Collected data entries:
....
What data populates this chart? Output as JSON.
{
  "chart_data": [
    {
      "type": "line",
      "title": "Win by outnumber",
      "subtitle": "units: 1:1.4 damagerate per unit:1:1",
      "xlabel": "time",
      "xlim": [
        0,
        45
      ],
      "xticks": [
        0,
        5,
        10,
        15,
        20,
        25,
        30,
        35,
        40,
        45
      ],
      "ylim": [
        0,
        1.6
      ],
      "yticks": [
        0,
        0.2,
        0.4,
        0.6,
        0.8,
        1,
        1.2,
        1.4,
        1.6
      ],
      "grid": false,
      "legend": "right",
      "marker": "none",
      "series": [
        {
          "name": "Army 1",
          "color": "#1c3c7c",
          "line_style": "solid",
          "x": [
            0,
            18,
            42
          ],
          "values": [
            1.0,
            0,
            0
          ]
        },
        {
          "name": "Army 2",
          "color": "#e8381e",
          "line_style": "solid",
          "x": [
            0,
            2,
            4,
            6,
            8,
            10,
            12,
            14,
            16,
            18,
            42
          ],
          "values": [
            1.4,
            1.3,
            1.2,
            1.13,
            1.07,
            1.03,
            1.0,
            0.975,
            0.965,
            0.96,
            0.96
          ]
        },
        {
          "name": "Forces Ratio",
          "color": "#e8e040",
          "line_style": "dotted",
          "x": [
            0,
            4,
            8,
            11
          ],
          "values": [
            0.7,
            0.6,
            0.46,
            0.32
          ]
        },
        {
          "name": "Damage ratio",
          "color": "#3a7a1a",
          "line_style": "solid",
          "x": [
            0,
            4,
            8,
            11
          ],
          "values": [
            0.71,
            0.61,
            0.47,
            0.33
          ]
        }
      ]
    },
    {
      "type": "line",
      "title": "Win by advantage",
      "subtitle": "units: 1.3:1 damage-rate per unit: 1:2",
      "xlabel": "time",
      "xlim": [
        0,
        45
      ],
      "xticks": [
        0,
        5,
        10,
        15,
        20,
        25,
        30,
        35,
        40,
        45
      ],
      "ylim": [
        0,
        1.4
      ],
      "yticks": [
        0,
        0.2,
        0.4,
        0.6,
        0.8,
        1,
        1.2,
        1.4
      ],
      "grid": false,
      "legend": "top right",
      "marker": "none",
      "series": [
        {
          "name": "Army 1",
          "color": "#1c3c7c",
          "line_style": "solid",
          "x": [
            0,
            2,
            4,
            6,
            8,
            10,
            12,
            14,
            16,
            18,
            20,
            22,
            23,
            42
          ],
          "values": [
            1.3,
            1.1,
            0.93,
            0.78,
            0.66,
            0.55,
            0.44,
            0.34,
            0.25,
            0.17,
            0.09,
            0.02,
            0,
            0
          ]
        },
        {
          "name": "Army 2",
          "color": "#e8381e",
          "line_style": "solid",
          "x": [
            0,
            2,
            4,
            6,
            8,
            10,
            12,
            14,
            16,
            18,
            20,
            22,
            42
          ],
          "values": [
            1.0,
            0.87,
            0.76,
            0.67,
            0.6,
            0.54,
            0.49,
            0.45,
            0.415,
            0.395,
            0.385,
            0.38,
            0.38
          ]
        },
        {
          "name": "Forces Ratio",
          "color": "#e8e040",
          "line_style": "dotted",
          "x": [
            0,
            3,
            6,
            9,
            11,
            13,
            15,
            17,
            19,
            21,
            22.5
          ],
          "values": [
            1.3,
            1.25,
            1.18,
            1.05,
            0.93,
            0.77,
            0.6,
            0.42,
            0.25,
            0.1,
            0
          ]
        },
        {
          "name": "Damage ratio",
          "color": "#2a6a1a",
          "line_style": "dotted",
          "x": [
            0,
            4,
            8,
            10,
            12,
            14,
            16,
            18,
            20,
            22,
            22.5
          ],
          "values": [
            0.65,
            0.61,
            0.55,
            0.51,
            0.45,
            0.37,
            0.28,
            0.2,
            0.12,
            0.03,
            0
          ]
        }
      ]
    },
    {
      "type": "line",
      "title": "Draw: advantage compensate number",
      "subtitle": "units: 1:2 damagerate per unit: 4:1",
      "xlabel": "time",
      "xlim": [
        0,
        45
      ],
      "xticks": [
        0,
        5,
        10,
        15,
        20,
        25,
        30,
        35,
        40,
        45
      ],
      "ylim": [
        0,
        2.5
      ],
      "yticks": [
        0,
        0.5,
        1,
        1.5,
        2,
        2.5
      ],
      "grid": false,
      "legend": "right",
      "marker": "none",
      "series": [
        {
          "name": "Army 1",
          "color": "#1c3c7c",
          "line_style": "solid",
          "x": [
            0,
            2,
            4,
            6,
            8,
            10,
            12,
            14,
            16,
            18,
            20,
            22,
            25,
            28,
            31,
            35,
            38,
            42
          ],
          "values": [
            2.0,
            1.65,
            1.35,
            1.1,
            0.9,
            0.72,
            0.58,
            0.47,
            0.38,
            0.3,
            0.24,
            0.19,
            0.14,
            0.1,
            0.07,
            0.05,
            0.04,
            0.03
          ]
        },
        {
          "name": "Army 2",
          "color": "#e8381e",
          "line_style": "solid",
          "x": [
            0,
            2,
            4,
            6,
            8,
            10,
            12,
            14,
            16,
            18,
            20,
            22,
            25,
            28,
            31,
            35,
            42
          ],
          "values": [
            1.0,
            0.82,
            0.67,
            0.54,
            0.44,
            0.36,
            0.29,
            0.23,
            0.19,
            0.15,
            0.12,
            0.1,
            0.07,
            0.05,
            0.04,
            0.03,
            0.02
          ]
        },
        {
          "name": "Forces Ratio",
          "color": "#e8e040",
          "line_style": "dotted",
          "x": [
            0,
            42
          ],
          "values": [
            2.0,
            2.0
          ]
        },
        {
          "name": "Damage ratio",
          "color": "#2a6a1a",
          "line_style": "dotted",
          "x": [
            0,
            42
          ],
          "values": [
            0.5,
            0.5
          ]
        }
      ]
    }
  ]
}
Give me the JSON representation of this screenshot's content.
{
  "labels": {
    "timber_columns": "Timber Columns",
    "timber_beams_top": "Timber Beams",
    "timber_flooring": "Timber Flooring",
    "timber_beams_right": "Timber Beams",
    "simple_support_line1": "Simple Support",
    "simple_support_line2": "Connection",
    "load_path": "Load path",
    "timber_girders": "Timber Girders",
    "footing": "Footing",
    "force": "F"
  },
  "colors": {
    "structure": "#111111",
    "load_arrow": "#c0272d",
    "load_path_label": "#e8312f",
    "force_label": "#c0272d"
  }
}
....
### GOAL OF THE EXERCISE
All entries must be repeated verbatim.

### TASK RESPONSE
What data populates this chart? Output as JSON.
{
  "chart_data": [
    {
      "type": "line",
      "title": "Win by outnumber",
      "subtitle": "units: 1:1.4 damagerate per unit:1:1",
      "xlabel": "time",
      "xlim": [
        0,
        45
      ],
      "xticks": [
        0,
        5,
        10,
        15,
        20,
        25,
        30,
        35,
        40,
        45
      ],
      "ylim": [
        0,
        1.6
      ],
      "yticks": [
        0,
        0.2,
        0.4,
        0.6,
        0.8,
        1,
        1.2,
        1.4,
        1.6
      ],
      "grid": false,
      "legend": "right",
      "marker": "none",
      "series": [
        {
          "name": "Army 1",
          "color": "#1c3c7c",
          "line_style": "solid",
          "x": [
            0,
            18,
            42
          ],
          "values": [
            1.0,
            0,
            0
          ]
        },
        {
          "name": "Army 2",
          "color": "#e8381e",
          "line_style": "solid",
          "x": [
            0,
            2,
            4,
            6,
            8,
            10,
            12,
            14,
            16,
            18,
            42
          ],
          "values": [
            1.4,
            1.3,
            1.2,
            1.13,
            1.07,
            1.03,
            1.0,
            0.975,
            0.965,
            0.96,
            0.96
          ]
        },
        {
          "name": "Forces Ratio",
          "color": "#e8e040",
          "line_style": "dotted",
          "x": [
            0,
            4,
            8,
            11
          ],
          "values": [
            0.7,
            0.6,
            0.46,
            0.32
          ]
        },
        {
          "name": "Damage ratio",
          "color": "#3a7a1a",
          "line_style": "solid",
          "x": [
            0,
            4,
            8,
            11
          ],
          "values": [
            0.71,
            0.61,
            0.47,
            0.33
          ]
        }
      ]
    },
    {
      "type": "line",
      "title": "Win by advantage",
      "subtitle": "units: 1.3:1 damage-rate per unit: 1:2",
      "xlabel": "time",
      "xlim": [
        0,
        45
      ],
      "xticks": [
        0,
        5,
        10,
        15,
        20,
        25,
        30,
        35,
        40,
        45
      ],
      "ylim": [
        0,
        1.4
      ],
      "yticks": [
        0,
        0.2,
        0.4,
        0.6,
        0.8,
        1,
        1.2,
        1.4
      ],
      "grid": false,
      "legend": "top right",
      "marker": "none",
      "series": [
        {
          "name": "Army 1",
          "color": "#1c3c7c",
          "line_style": "solid",
          "x": [
            0,
            2,
            4,
            6,
            8,
            10,
            12,
            14,
            16,
            18,
            20,
            22,
            23,
            42
          ],
          "values": [
            1.3,
            1.1,
            0.93,
            0.78,
            0.66,
            0.55,
            0.44,
            0.34,
            0.25,
            0.17,
            0.09,
            0.02,
            0,
            0
          ]
        },
        {
          "name": "Army 2",
          "color": "#e8381e",
          "line_style": "solid",
          "x": [
            0,
            2,
            4,
            6,
            8,
            10,
            12,
            14,
            16,
            18,
            20,
            22,
            42
          ],
          "values": [
            1.0,
            0.87,
            0.76,
            0.67,
            0.6,
            0.54,
            0.49,
            0.45,
            0.415,
            0.395,
            0.385,
            0.38,
            0.38
          ]
        },
        {
          "name": "Forces Ratio",
          "color": "#e8e040",
          "line_style": "dotted",
          "x": [
            0,
            3,
            6,
            9,
            11,
            13,
            15,
            17,
            19,
            21,
            22.5
          ],
          "values": [
            1.3,
            1.25,
            1.18,
            1.05,
            0.93,
            0.77,
            0.6,
            0.42,
            0.25,
            0.1,
            0
          ]
        },
        {
          "name": "Damage ratio",
          "color": "#2a6a1a",
          "line_style": "dotted",
          "x": [
            0,
            4,
            8,
            10,
            12,
            14,
            16,
            18,
            20,
            22,
            22.5
          ],
          "values": [
            0.65,
            0.61,
            0.55,
            0.51,
            0.45,
            0.37,
            0.28,
            0.2,
            0.12,
            0.03,
            0
          ]
        }
      ]
    },
    {
      "type": "line",
      "title": "Draw: advantage compensate number",
      "subtitle": "units: 1:2 damagerate per unit: 4:1",
      "xlabel": "time",
      "xlim": [
        0,
        45
      ],
      "xticks": [
        0,
        5,
        10,
        15,
        20,
        25,
        30,
        35,
        40,
        45
      ],
      "ylim": [
        0,
        2.5
      ],
      "yticks": [
        0,
        0.5,
        1,
        1.5,
        2,
        2.5
      ],
      "grid": false,
      "legend": "right",
      "marker": "none",
      "series": [
        {
          "name": "Army 1",
          "color": "#1c3c7c",
          "line_style": "solid",
          "x": [
            0,
            2,
            4,
            6,
            8,
            10,
            12,
            14,
            16,
            18,
            20,
            22,
            25,
            28,
            31,
            35,
            38,
            42
          ],
          "values": [
            2.0,
            1.65,
            1.35,
            1.1,
            0.9,
            0.72,
            0.58,
            0.47,
            0.38,
            0.3,
            0.24,
            0.19,
            0.14,
            0.1,
            0.07,
            0.05,
            0.04,
            0.03
          ]
        },
        {
          "name": "Army 2",
          "color": "#e8381e",
          "line_style": "solid",
          "x": [
            0,
            2,
            4,
            6,
            8,
            10,
            12,
            14,
            16,
            18,
            20,
            22,
            25,
            28,
            31,
            35,
            42
          ],
          "values": [
            1.0,
            0.82,
            0.67,
            0.54,
            0.44,
            0.36,
            0.29,
            0.23,
            0.19,
            0.15,
            0.12,
            0.1,
            0.07,
            0.05,
            0.04,
            0.03,
            0.02
          ]
        },
        {
          "name": "Forces Ratio",
          "color": "#e8e040",
          "line_style": "dotted",
          "x": [
            0,
            42
          ],
          "values": [
            2.0,
            2.0
          ]
        },
        {
          "name": "Damage ratio",
          "color": "#2a6a1a",
          "line_style": "dotted",
          "x": [
            0,
            42
          ],
          "values": [
            0.5,
            0.5
          ]
        }
      ]
    }
  ]
}
Give me the JSON representation of this screenshot's content.
{
  "labels": {
    "timber_columns": "Timber Columns",
    "timber_beams_top": "Timber Beams",
    "timber_flooring": "Timber Flooring",
    "timber_beams_right": "Timber Beams",
    "simple_support_line1": "Simple Support",
    "simple_support_line2": "Connection",
    "load_path": "Load path",
    "timber_girders": "Timber Girders",
    "footing": "Footing",
    "force": "F"
  },
  "colors": {
    "structure": "#111111",
    "load_arrow": "#c0272d",
    "load_path_label": "#e8312f",
    "force_label": "#c0272d"
  }
}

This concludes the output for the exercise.